(Records from a collection of figures)
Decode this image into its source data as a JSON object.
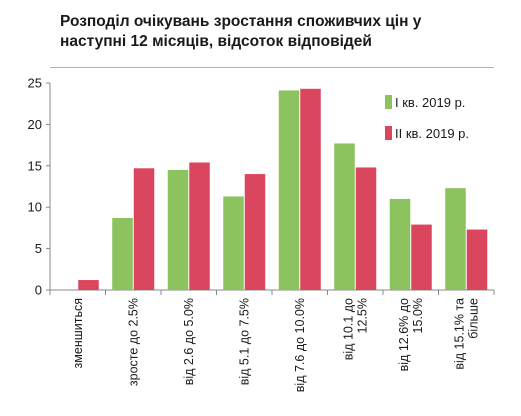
{
  "chart_data": {
    "type": "bar",
    "title": "Розподіл очікувань зростання споживчих цін у наступні 12 місяців, відсоток відповідей",
    "categories": [
      [
        "зменшиться"
      ],
      [
        "зросте до 2.5%"
      ],
      [
        "від 2.6 до 5.0%"
      ],
      [
        "від 5.1 до 7.5%"
      ],
      [
        "від 7.6 до 10.0%"
      ],
      [
        "від 10.1 до",
        "12.5%"
      ],
      [
        "від 12.6% до",
        "15.0%"
      ],
      [
        "від 15.1% та",
        "більше"
      ]
    ],
    "series": [
      {
        "name": "І кв. 2019 р.",
        "color": "#8cc35e",
        "values": [
          0,
          8.7,
          14.5,
          11.3,
          24.1,
          17.7,
          11.0,
          12.3
        ]
      },
      {
        "name": "ІІ кв. 2019 р.",
        "color": "#d9465e",
        "values": [
          1.2,
          14.7,
          15.4,
          14.0,
          24.3,
          14.8,
          7.9,
          7.3
        ]
      }
    ],
    "yticks": [
      "0",
      "5",
      "10",
      "15",
      "20",
      "25"
    ],
    "ylim": [
      0,
      25
    ],
    "legend_position": "top-right",
    "grid": false
  }
}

- The exercise
Omit the pictures and reproduce the listing exactly.

- Task answer
Decode this image into its source data as a JSON object.
{
  "chart_data": {
    "type": "bar",
    "title": "Розподіл очікувань зростання споживчих цін у наступні 12 місяців, відсоток відповідей",
    "categories": [
      [
        "зменшиться"
      ],
      [
        "зросте до 2.5%"
      ],
      [
        "від 2.6 до 5.0%"
      ],
      [
        "від 5.1 до 7.5%"
      ],
      [
        "від 7.6 до 10.0%"
      ],
      [
        "від 10.1 до",
        "12.5%"
      ],
      [
        "від 12.6% до",
        "15.0%"
      ],
      [
        "від 15.1% та",
        "більше"
      ]
    ],
    "series": [
      {
        "name": "І кв. 2019 р.",
        "color": "#8cc35e",
        "values": [
          0,
          8.7,
          14.5,
          11.3,
          24.1,
          17.7,
          11.0,
          12.3
        ]
      },
      {
        "name": "ІІ кв. 2019 р.",
        "color": "#d9465e",
        "values": [
          1.2,
          14.7,
          15.4,
          14.0,
          24.3,
          14.8,
          7.9,
          7.3
        ]
      }
    ],
    "yticks": [
      "0",
      "5",
      "10",
      "15",
      "20",
      "25"
    ],
    "ylim": [
      0,
      25
    ],
    "legend_position": "top-right",
    "grid": false
  }
}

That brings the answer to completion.